◆ Exercise ◆
When the string "diamond" occurs in a line of the records, show that line.

Dataset records on visual material:
=== Begin Enclosure ===
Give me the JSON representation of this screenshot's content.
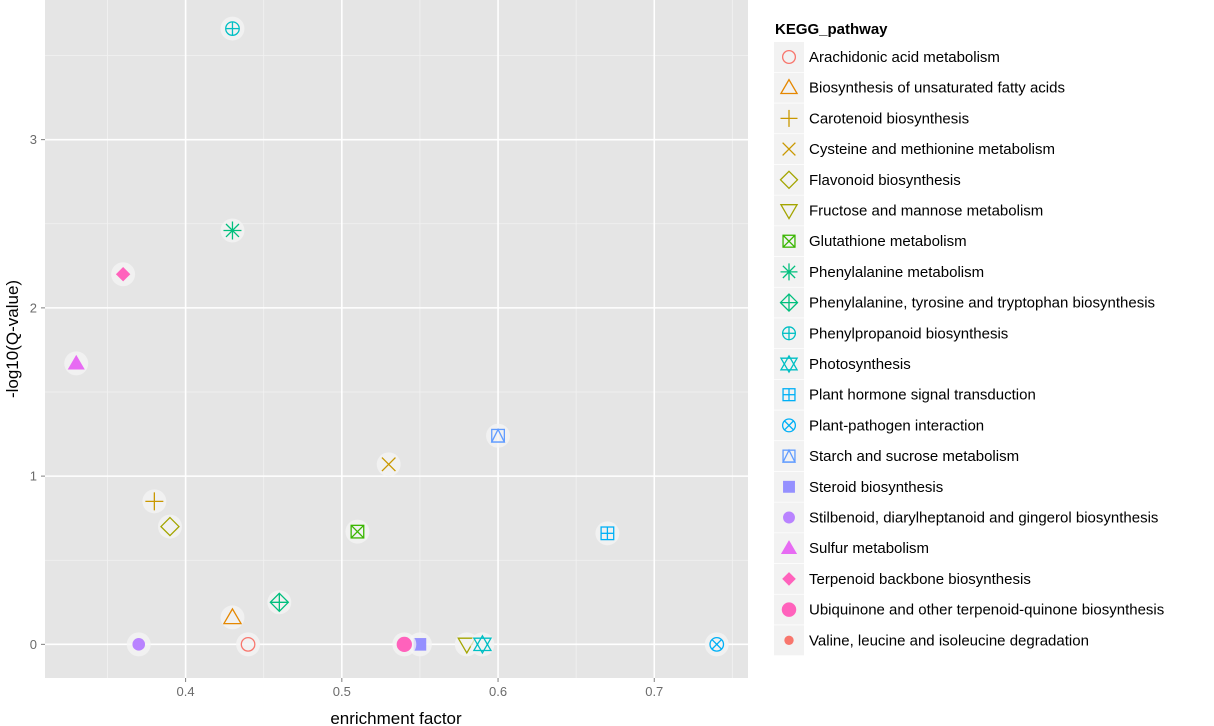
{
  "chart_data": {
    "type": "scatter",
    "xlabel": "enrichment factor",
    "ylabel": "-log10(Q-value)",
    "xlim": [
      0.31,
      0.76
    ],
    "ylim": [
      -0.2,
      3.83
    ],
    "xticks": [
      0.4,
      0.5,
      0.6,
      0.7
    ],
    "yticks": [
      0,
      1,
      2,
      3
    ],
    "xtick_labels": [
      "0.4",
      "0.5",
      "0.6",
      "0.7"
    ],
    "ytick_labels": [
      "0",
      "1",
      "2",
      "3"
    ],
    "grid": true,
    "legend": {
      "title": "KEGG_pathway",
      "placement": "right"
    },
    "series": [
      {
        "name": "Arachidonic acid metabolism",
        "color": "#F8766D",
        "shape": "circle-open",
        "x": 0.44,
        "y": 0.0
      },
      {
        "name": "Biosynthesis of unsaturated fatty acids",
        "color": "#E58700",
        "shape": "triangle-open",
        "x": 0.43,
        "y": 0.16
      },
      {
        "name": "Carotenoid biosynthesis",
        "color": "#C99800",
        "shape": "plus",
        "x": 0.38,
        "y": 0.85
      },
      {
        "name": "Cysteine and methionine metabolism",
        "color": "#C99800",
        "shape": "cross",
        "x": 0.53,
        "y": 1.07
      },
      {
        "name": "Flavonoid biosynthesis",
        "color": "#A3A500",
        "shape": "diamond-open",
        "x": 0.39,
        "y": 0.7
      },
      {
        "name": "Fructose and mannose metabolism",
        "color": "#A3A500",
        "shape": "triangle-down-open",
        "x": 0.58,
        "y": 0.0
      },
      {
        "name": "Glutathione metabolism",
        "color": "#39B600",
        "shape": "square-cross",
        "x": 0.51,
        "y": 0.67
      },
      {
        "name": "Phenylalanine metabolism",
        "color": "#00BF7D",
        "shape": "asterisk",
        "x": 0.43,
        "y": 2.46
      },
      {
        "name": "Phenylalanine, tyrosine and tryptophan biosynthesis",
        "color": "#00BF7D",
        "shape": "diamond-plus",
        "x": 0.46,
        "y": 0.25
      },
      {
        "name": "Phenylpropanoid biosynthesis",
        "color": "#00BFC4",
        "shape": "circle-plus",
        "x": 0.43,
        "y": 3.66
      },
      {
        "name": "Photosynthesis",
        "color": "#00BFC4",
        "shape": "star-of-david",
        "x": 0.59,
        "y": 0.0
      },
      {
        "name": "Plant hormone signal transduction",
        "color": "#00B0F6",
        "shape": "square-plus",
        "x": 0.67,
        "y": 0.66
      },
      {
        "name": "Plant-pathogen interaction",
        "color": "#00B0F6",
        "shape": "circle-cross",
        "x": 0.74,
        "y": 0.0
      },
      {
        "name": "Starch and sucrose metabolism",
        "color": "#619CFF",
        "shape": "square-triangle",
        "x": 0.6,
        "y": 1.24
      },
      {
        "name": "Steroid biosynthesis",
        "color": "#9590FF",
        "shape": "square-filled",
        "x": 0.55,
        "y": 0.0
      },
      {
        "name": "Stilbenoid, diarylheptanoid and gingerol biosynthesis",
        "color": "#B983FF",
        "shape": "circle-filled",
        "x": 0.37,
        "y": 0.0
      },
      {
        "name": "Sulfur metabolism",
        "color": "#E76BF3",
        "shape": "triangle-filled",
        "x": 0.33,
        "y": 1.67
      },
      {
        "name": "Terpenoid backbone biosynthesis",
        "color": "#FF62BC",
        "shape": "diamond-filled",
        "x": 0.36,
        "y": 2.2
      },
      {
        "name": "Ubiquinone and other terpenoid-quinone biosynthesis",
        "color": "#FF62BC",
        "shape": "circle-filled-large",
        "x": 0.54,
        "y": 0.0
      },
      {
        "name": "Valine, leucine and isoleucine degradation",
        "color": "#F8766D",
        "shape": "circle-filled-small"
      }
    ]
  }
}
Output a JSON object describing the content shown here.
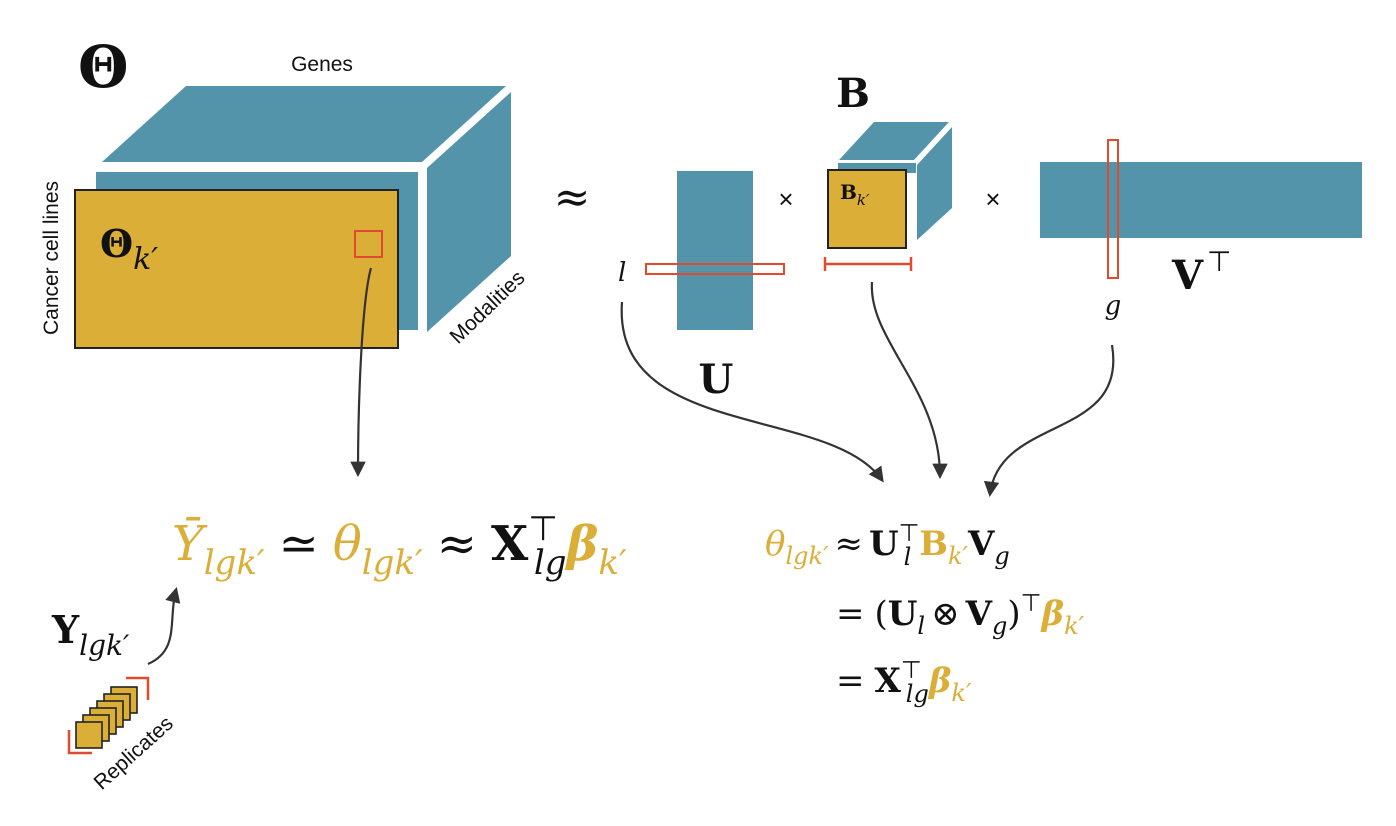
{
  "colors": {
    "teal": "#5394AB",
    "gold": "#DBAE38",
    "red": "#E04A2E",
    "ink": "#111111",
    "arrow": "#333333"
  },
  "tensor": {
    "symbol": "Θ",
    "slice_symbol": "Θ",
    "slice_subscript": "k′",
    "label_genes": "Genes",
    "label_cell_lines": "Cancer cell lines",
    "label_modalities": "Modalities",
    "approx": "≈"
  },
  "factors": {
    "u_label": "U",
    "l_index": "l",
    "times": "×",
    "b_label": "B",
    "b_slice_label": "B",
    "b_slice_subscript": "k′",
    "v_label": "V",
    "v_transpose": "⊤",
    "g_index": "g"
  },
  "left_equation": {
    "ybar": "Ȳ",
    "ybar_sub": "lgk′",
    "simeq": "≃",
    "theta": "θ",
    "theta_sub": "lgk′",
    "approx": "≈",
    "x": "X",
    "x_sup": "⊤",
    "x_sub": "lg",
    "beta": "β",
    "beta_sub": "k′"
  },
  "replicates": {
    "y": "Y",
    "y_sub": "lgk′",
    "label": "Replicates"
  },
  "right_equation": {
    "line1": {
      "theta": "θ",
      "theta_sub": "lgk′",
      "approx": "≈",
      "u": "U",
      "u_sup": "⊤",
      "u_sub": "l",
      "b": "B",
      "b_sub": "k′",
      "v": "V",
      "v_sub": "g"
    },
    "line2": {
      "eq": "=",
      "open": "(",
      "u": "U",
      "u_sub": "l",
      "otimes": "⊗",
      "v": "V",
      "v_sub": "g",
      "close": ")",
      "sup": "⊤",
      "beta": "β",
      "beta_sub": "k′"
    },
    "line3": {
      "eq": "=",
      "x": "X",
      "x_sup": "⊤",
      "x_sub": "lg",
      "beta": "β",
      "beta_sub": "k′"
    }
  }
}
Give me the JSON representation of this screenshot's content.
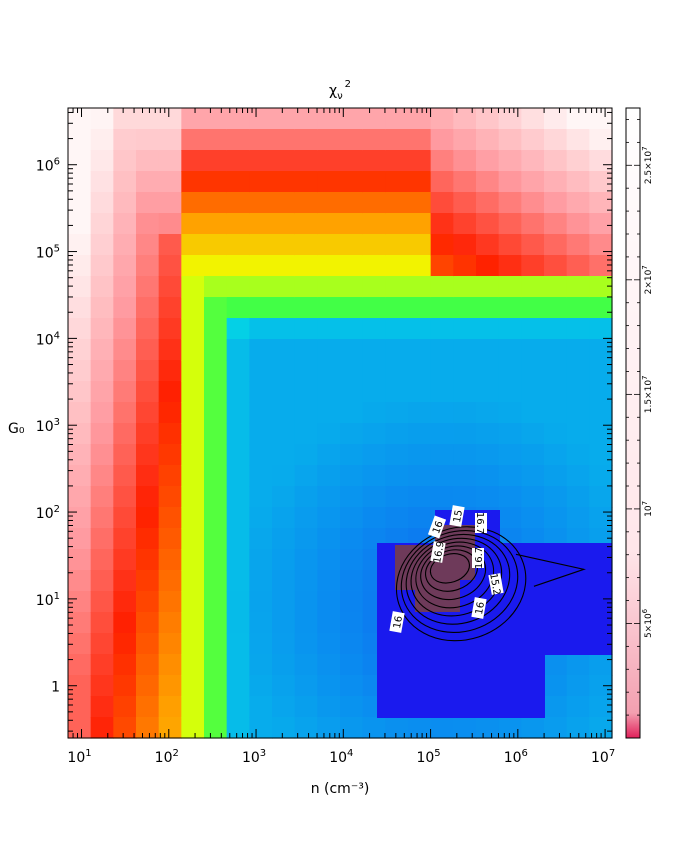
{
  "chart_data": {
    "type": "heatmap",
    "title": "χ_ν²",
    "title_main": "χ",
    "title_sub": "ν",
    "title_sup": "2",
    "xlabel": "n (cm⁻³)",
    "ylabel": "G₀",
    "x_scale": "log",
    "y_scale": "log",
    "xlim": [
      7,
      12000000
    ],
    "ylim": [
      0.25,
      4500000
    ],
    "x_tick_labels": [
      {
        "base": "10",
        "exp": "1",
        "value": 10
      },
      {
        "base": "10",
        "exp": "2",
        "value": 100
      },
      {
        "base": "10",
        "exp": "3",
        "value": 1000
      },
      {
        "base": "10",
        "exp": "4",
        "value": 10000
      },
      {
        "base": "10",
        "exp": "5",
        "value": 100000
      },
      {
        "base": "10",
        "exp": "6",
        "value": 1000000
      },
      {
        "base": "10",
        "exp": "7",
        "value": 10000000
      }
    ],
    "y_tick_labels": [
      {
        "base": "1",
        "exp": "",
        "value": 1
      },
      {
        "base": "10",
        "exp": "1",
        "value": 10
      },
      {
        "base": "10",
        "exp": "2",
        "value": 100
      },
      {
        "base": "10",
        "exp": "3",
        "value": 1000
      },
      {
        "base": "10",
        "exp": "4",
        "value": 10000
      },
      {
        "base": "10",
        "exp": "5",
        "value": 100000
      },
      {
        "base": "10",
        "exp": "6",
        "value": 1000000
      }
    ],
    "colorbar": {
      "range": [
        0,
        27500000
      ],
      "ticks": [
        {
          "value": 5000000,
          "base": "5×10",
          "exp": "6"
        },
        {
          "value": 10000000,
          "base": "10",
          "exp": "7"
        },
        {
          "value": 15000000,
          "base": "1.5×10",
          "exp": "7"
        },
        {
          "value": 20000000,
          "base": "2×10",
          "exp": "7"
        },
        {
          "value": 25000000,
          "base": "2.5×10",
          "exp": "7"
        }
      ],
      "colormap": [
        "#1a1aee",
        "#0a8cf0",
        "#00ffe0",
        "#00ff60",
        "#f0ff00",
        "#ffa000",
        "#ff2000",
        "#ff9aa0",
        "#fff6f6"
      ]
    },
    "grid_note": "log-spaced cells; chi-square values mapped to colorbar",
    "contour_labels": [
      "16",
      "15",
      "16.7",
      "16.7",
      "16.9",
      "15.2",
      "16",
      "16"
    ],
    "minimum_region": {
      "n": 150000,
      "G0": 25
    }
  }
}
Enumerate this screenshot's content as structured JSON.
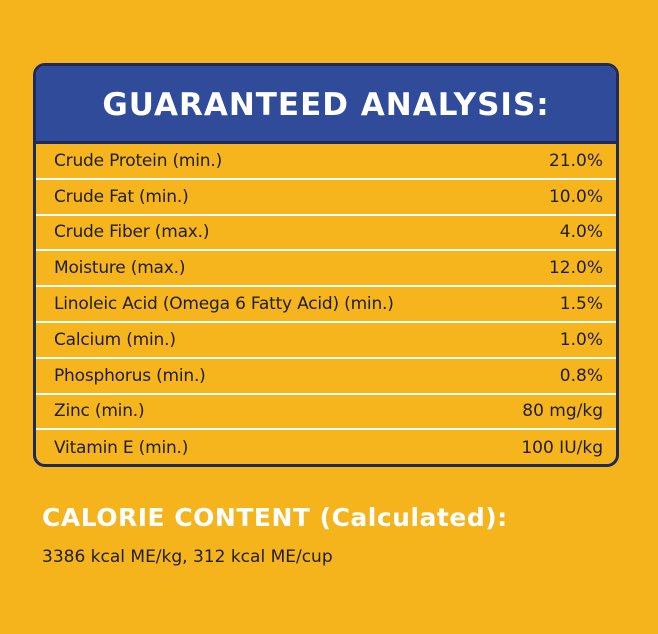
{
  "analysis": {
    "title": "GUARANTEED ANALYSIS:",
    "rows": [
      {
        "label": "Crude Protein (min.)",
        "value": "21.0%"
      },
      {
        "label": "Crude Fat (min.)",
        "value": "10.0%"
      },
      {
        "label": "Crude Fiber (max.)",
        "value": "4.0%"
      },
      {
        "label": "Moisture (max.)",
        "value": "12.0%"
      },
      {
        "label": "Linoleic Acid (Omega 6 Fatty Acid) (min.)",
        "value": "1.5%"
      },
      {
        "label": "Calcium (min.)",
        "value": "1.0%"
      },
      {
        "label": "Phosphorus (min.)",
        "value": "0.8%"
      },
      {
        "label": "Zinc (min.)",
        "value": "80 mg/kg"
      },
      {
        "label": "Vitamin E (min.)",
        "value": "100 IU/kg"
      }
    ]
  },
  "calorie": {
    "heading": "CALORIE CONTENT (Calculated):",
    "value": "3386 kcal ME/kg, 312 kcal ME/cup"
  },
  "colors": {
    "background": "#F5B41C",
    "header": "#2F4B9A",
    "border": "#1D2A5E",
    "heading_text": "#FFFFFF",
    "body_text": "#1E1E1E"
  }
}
=== End Enclosure ===
◆ Result for this exercise ◆
        "shape": "diamond-open",
        "shape": "diamond-plus",
        "shape": "diamond-filled",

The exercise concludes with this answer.